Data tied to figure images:
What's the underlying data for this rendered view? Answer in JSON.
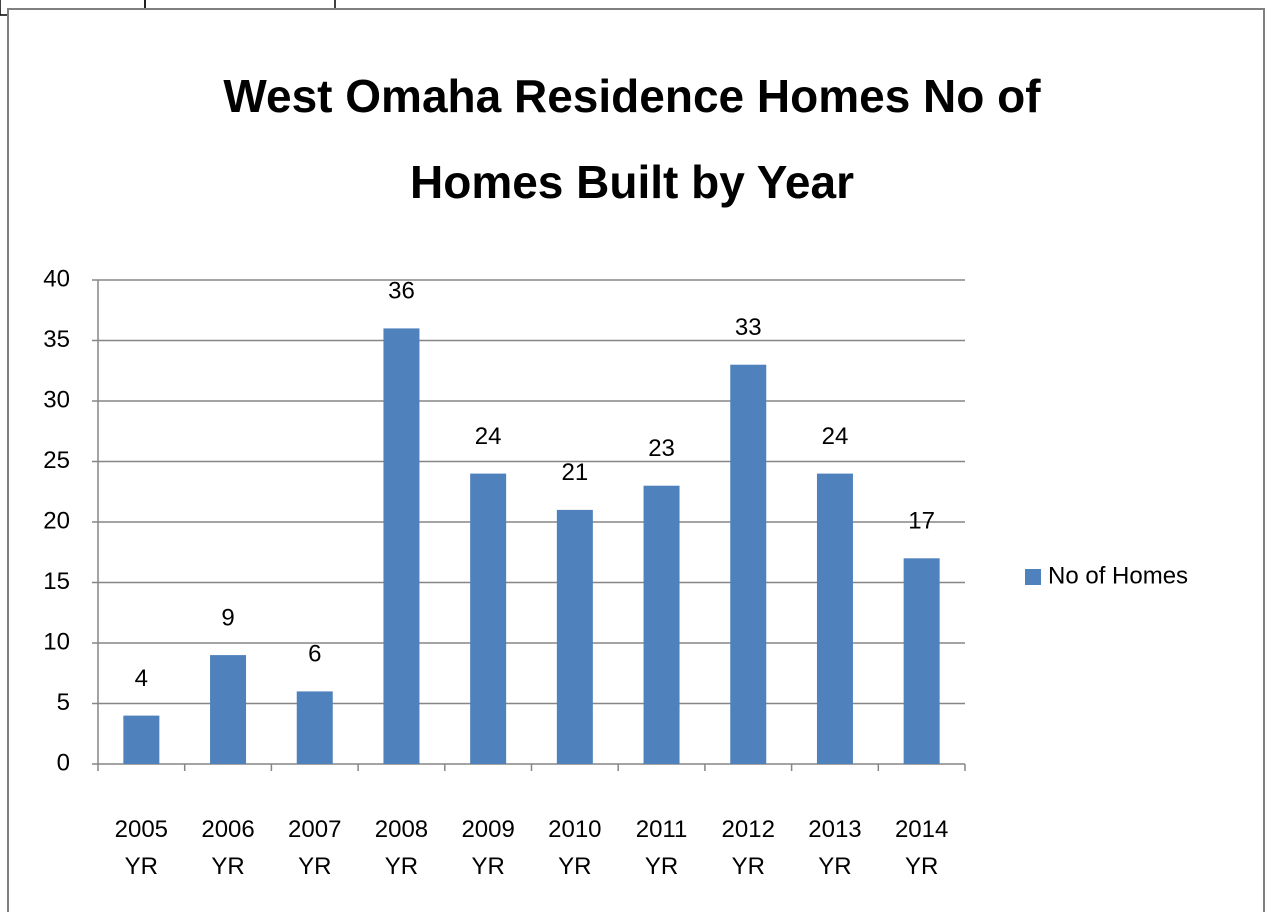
{
  "chart_data": {
    "type": "bar",
    "title": "West Omaha Residence Homes No of Homes Built by Year",
    "categories": [
      "2005 YR",
      "2006 YR",
      "2007 YR",
      "2008 YR",
      "2009 YR",
      "2010 YR",
      "2011 YR",
      "2012 YR",
      "2013 YR",
      "2014 YR"
    ],
    "series": [
      {
        "name": "No of Homes",
        "color": "#4f81bd",
        "values": [
          4,
          9,
          6,
          36,
          24,
          21,
          23,
          33,
          24,
          17
        ]
      }
    ],
    "ylim": [
      0,
      40
    ],
    "yticks": [
      0,
      5,
      10,
      15,
      20,
      25,
      30,
      35,
      40
    ],
    "grid": true,
    "legend": "right"
  }
}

**Stated goal**.
Write out the listing word for word, omitting the pictures it holds.

**Solution for this exercise**.
What's the underlying data for this rendered view? Answer in JSON.
{
  "chart_data": {
    "type": "bar",
    "title": "West Omaha Residence Homes No of Homes Built by Year",
    "categories": [
      "2005 YR",
      "2006 YR",
      "2007 YR",
      "2008 YR",
      "2009 YR",
      "2010 YR",
      "2011 YR",
      "2012 YR",
      "2013 YR",
      "2014 YR"
    ],
    "series": [
      {
        "name": "No of Homes",
        "color": "#4f81bd",
        "values": [
          4,
          9,
          6,
          36,
          24,
          21,
          23,
          33,
          24,
          17
        ]
      }
    ],
    "ylim": [
      0,
      40
    ],
    "yticks": [
      0,
      5,
      10,
      15,
      20,
      25,
      30,
      35,
      40
    ],
    "grid": true,
    "legend": "right"
  }
}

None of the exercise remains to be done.